■ **What is expected**
Repeat the whole of the data, keeping every detail the same.
=====
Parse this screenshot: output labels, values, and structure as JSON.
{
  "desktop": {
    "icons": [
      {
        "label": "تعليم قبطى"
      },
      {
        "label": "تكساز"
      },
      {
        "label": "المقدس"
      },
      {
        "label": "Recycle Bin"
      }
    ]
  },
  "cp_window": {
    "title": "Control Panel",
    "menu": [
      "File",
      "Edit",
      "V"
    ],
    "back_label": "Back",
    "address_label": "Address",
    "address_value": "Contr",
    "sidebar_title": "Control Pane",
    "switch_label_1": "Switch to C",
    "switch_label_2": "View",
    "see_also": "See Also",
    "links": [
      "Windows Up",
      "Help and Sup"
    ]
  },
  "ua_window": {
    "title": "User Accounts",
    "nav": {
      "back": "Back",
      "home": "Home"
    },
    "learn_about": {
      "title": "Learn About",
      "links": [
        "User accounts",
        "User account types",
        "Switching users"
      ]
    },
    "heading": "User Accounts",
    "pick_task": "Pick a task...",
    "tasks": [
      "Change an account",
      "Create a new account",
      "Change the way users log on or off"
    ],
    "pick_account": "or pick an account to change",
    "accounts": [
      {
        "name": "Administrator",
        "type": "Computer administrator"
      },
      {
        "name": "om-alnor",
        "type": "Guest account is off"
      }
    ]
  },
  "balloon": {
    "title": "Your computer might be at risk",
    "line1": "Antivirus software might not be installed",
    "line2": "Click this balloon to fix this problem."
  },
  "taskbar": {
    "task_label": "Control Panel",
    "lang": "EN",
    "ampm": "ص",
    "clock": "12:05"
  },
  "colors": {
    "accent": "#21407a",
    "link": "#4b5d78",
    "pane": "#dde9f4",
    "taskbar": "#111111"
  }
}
=====
■ **Solution for this task**
Parse this screenshot: output labels, values, and structure as JSON.
{
  "desktop": {
    "icons": [
      {
        "label": "تعليم قبطى"
      },
      {
        "label": "تكساز"
      },
      {
        "label": "المقدس"
      },
      {
        "label": "Recycle Bin"
      }
    ]
  },
  "cp_window": {
    "title": "Control Panel",
    "menu": [
      "File",
      "Edit",
      "V"
    ],
    "back_label": "Back",
    "address_label": "Address",
    "address_value": "Contr",
    "sidebar_title": "Control Pane",
    "switch_label_1": "Switch to C",
    "switch_label_2": "View",
    "see_also": "See Also",
    "links": [
      "Windows Up",
      "Help and Sup"
    ]
  },
  "ua_window": {
    "title": "User Accounts",
    "nav": {
      "back": "Back",
      "home": "Home"
    },
    "learn_about": {
      "title": "Learn About",
      "links": [
        "User accounts",
        "User account types",
        "Switching users"
      ]
    },
    "heading": "User Accounts",
    "pick_task": "Pick a task...",
    "tasks": [
      "Change an account",
      "Create a new account",
      "Change the way users log on or off"
    ],
    "pick_account": "or pick an account to change",
    "accounts": [
      {
        "name": "Administrator",
        "type": "Computer administrator"
      },
      {
        "name": "om-alnor",
        "type": "Guest account is off"
      }
    ]
  },
  "balloon": {
    "title": "Your computer might be at risk",
    "line1": "Antivirus software might not be installed",
    "line2": "Click this balloon to fix this problem."
  },
  "taskbar": {
    "task_label": "Control Panel",
    "lang": "EN",
    "ampm": "ص",
    "clock": "12:05"
  },
  "colors": {
    "accent": "#21407a",
    "link": "#4b5d78",
    "pane": "#dde9f4",
    "taskbar": "#111111"
  }
}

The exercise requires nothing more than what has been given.